>> BEGIN Extracted records

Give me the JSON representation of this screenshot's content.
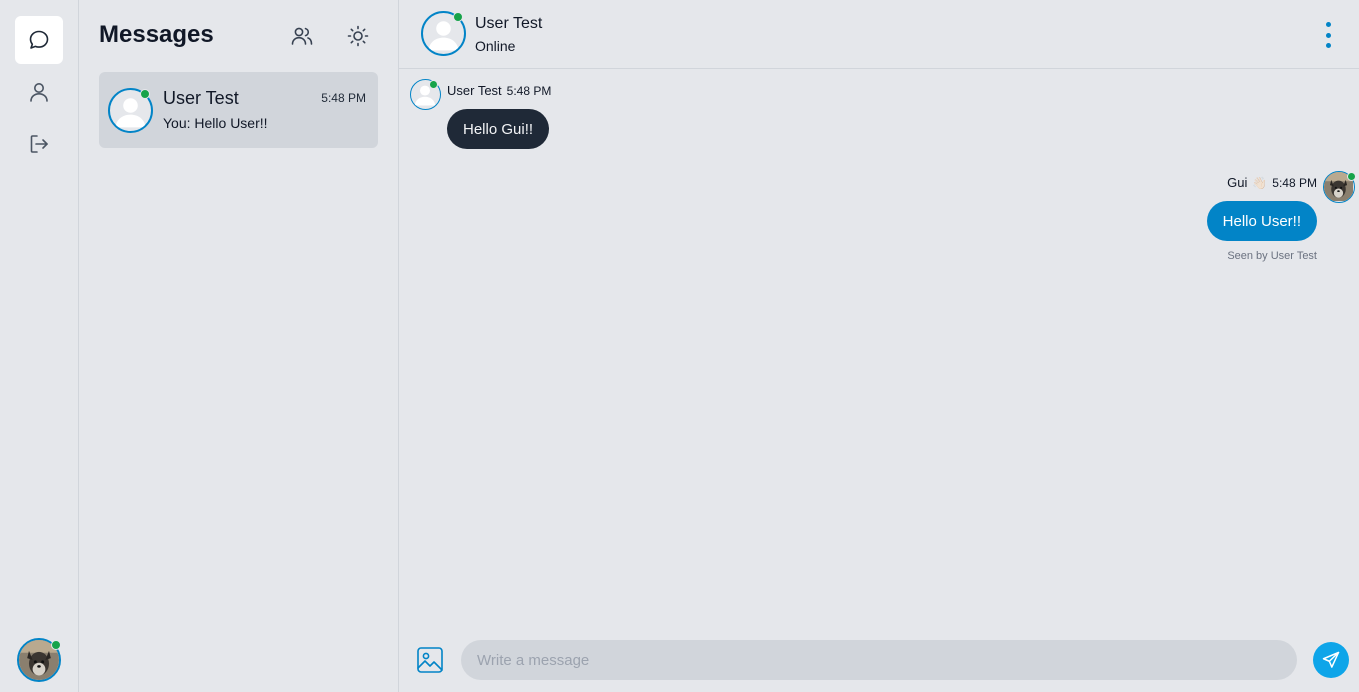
{
  "rail": {
    "items": [
      {
        "name": "chat-bubble-icon",
        "active": true
      },
      {
        "name": "user-icon",
        "active": false
      },
      {
        "name": "logout-icon",
        "active": false
      }
    ],
    "me_avatar": {
      "status": "online"
    }
  },
  "conversations": {
    "title": "Messages",
    "header_icons": [
      "users-icon",
      "sun-icon"
    ],
    "items": [
      {
        "name": "User Test",
        "time": "5:48 PM",
        "preview": "You: Hello User!!",
        "online": true,
        "selected": true
      }
    ]
  },
  "chat": {
    "header": {
      "name": "User Test",
      "status": "Online"
    },
    "menu_icon": "kebab-menu-icon",
    "messages": [
      {
        "direction": "incoming",
        "sender": "User Test",
        "time": "5:48 PM",
        "text": "Hello Gui!!"
      },
      {
        "direction": "outgoing",
        "sender": "Gui",
        "sender_emoji": "👋🏻",
        "time": "5:48 PM",
        "text": "Hello User!!",
        "seen": "Seen by User Test"
      }
    ],
    "composer": {
      "placeholder": "Write a message",
      "value": ""
    }
  },
  "colors": {
    "accent": "#0284c7",
    "send": "#0ea5e9",
    "background": "#e5e7eb",
    "incoming_bubble": "#1f2937",
    "online": "#16a34a"
  }
}
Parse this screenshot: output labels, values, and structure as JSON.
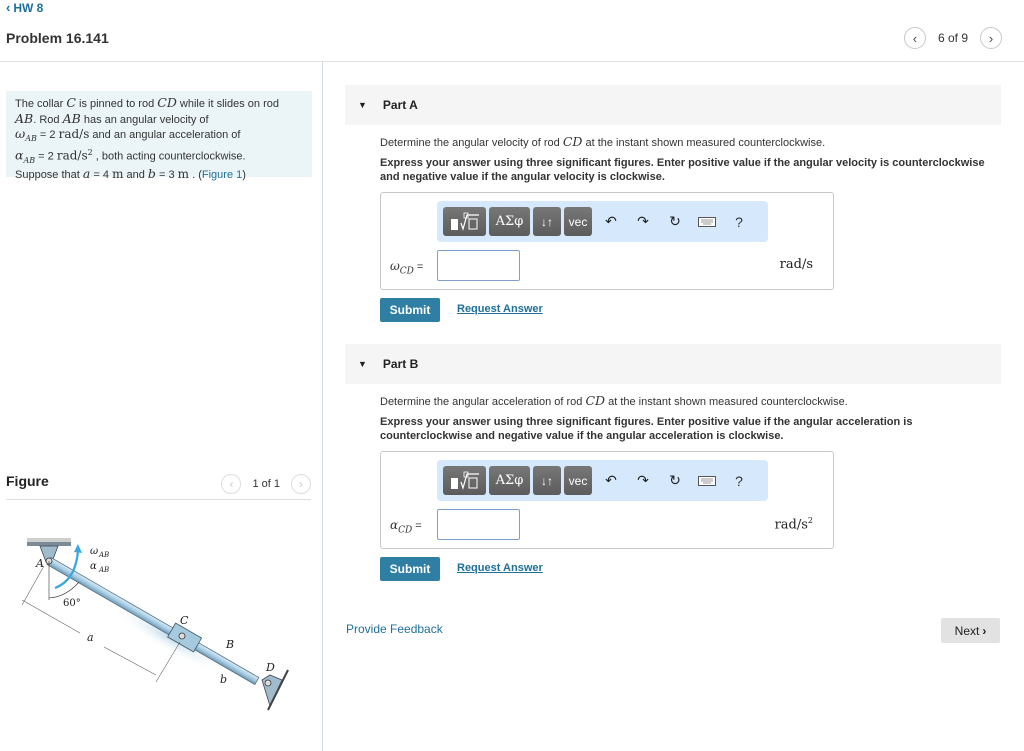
{
  "nav": {
    "back_label": "HW 8",
    "back_icon": "chevron-left-icon",
    "problem_title": "Problem 16.141",
    "pager_text": "6 of 9",
    "prev_icon": "chevron-left-icon",
    "next_icon": "chevron-right-icon"
  },
  "problem": {
    "t1": "The collar ",
    "m_C": "C",
    "t2": " is pinned to rod ",
    "m_CD": "CD",
    "t3": " while it slides on rod ",
    "m_AB1": "AB",
    "t4": ". Rod ",
    "m_AB2": "AB",
    "t5": " has an angular velocity of",
    "omega_ab": "ω",
    "omega_ab_sub": "AB",
    "omega_value": " = 2 ",
    "omega_unit": "rad/s",
    "t6": " and an angular acceleration of",
    "alpha_ab": "α",
    "alpha_ab_sub": "AB",
    "alpha_value": " = 2 ",
    "alpha_unit": "rad/s",
    "alpha_unit_sup": "2",
    "t7": " , both acting counterclockwise.",
    "t8": "Suppose that ",
    "m_a": "a",
    "a_value": " = 4 ",
    "a_unit": "m",
    "t9": " and ",
    "m_b": "b",
    "b_value": " = 3 ",
    "b_unit": "m",
    "t10": " . (",
    "figure_link": "Figure 1",
    "t11": ")"
  },
  "figure": {
    "title": "Figure",
    "pager_text": "1 of 1",
    "labels": {
      "A": "A",
      "B": "B",
      "C": "C",
      "D": "D",
      "omega": "ω",
      "alpha": "α",
      "sub": "AB",
      "angle": "60°",
      "a": "a",
      "b": "b"
    },
    "accent_color": "#3aa8e0"
  },
  "parts": [
    {
      "label": "Part A",
      "question_pre": "Determine the angular velocity of rod ",
      "question_math": "CD",
      "question_post": " at the instant shown measured counterclockwise.",
      "instructions": "Express your answer using three significant figures. Enter positive value if the angular velocity is counterclockwise and negative value if the angular velocity is clockwise.",
      "var_symbol": "ω",
      "var_sub": "CD",
      "var_eq": "=",
      "input_value": "",
      "unit": "rad/s",
      "unit_sup": "",
      "submit_label": "Submit",
      "request_label": "Request Answer"
    },
    {
      "label": "Part B",
      "question_pre": "Determine the angular acceleration of rod ",
      "question_math": "CD",
      "question_post": " at the instant shown measured counterclockwise.",
      "instructions": "Express your answer using three significant figures. Enter positive value if the angular acceleration is counterclockwise and negative value if the angular acceleration is clockwise.",
      "var_symbol": "α",
      "var_sub": "CD",
      "var_eq": "=",
      "input_value": "",
      "unit": "rad/s",
      "unit_sup": "2",
      "submit_label": "Submit",
      "request_label": "Request Answer"
    }
  ],
  "toolbar": {
    "greek_label": "ΑΣφ",
    "arrows_label": "↓↑",
    "vec_label": "vec",
    "help_label": "?",
    "undo_icon": "undo-icon",
    "redo_icon": "redo-icon",
    "reset_icon": "reset-icon",
    "keyboard_icon": "keyboard-icon"
  },
  "footer": {
    "feedback_label": "Provide Feedback",
    "next_label": "Next"
  },
  "colors": {
    "link": "#1f6f9b",
    "submit": "#2f7ea4",
    "problem_bg": "#ebf5f8",
    "toolbar_bg": "#d6e8fb"
  }
}
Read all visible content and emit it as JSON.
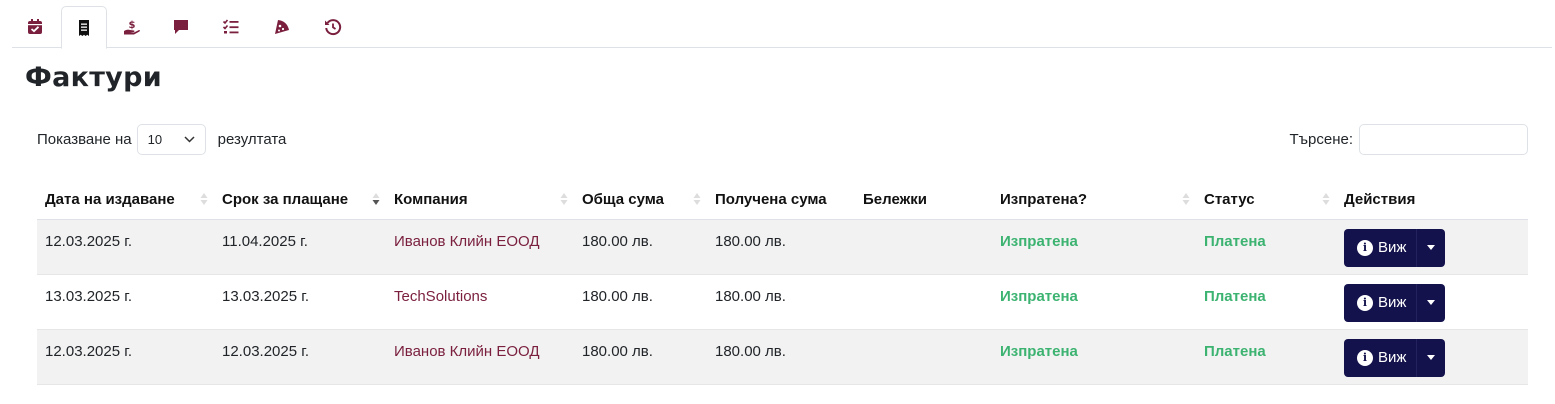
{
  "tabs": [
    {
      "name": "calendar-check-icon",
      "active": false
    },
    {
      "name": "receipt-icon",
      "active": true
    },
    {
      "name": "hand-holding-dollar-icon",
      "active": false
    },
    {
      "name": "comment-icon",
      "active": false
    },
    {
      "name": "list-check-icon",
      "active": false
    },
    {
      "name": "pizza-slice-icon",
      "active": false
    },
    {
      "name": "history-icon",
      "active": false
    }
  ],
  "page": {
    "title": "Фактури"
  },
  "length": {
    "prefix": "Показване на",
    "value": "10",
    "suffix": "резултата"
  },
  "search": {
    "label": "Търсене:",
    "placeholder": ""
  },
  "table": {
    "headers": [
      "Дата на издаване",
      "Срок за плащане",
      "Компания",
      "Обща сума",
      "Получена сума",
      "Бележки",
      "Изпратена?",
      "Статус",
      "Действия"
    ],
    "rows": [
      {
        "issued": "12.03.2025 г.",
        "due": "11.04.2025 г.",
        "company": "Иванов Клийн ЕООД",
        "total": "180.00 лв.",
        "received": "180.00 лв.",
        "notes": "",
        "sent": "Изпратена",
        "status": "Платена",
        "action": "Виж"
      },
      {
        "issued": "13.03.2025 г.",
        "due": "13.03.2025 г.",
        "company": "TechSolutions",
        "total": "180.00 лв.",
        "received": "180.00 лв.",
        "notes": "",
        "sent": "Изпратена",
        "status": "Платена",
        "action": "Виж"
      },
      {
        "issued": "12.03.2025 г.",
        "due": "12.03.2025 г.",
        "company": "Иванов Клийн ЕООД",
        "total": "180.00 лв.",
        "received": "180.00 лв.",
        "notes": "",
        "sent": "Изпратена",
        "status": "Платена",
        "action": "Виж"
      }
    ]
  },
  "colors": {
    "brand": "#7a1f3d",
    "button": "#13124c",
    "success": "#3cb371"
  }
}
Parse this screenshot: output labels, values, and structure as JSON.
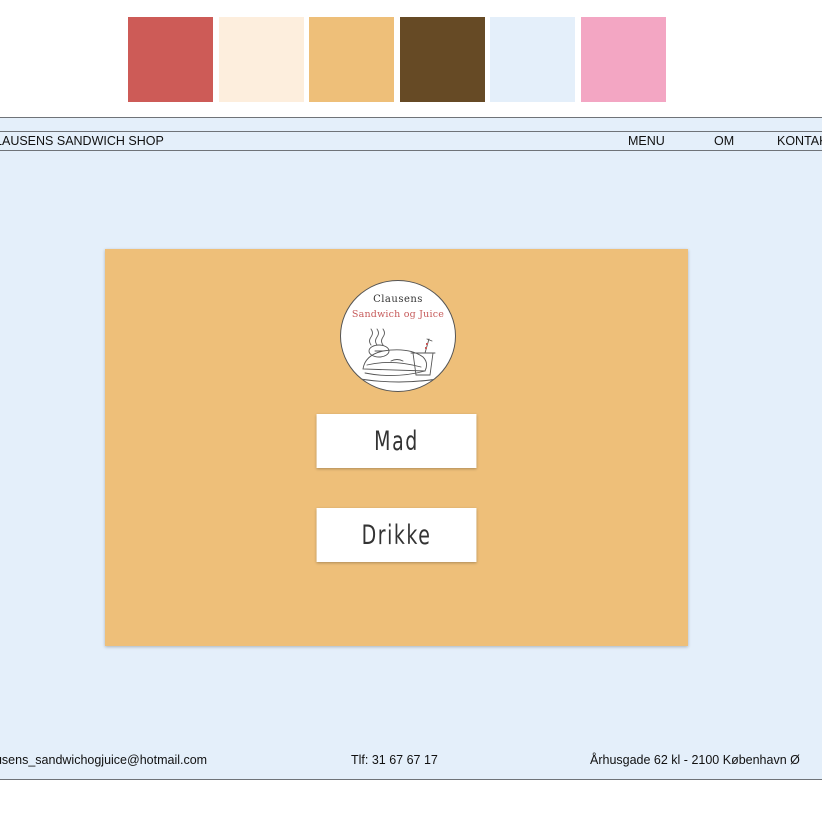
{
  "palette": {
    "colors": [
      "#cd5b57",
      "#fdeedd",
      "#eebf79",
      "#664a25",
      "#e4effa",
      "#f3a6c3"
    ]
  },
  "nav": {
    "brand": "CLAUSENS SANDWICH SHOP",
    "links": [
      "MENU",
      "OM",
      "KONTAKT"
    ]
  },
  "logo": {
    "line1": "Clausens",
    "line2": "Sandwich og Juice"
  },
  "categories": {
    "food": "Mad",
    "drinks": "Drikke"
  },
  "footer": {
    "email": "clausens_sandwichogjuice@hotmail.com",
    "phone": "Tlf: 31 67 67 17",
    "address": "Århusgade 62 kl - 2100 København Ø"
  },
  "colors": {
    "background": "#e4effa",
    "card": "#eebf79",
    "accent_red": "#cd5b57"
  }
}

>> END Extracted records

*Goal*. Check each line of the data above for the word "background" and say how many lines contain it, giving nothing besides the number.

*Task result*. 2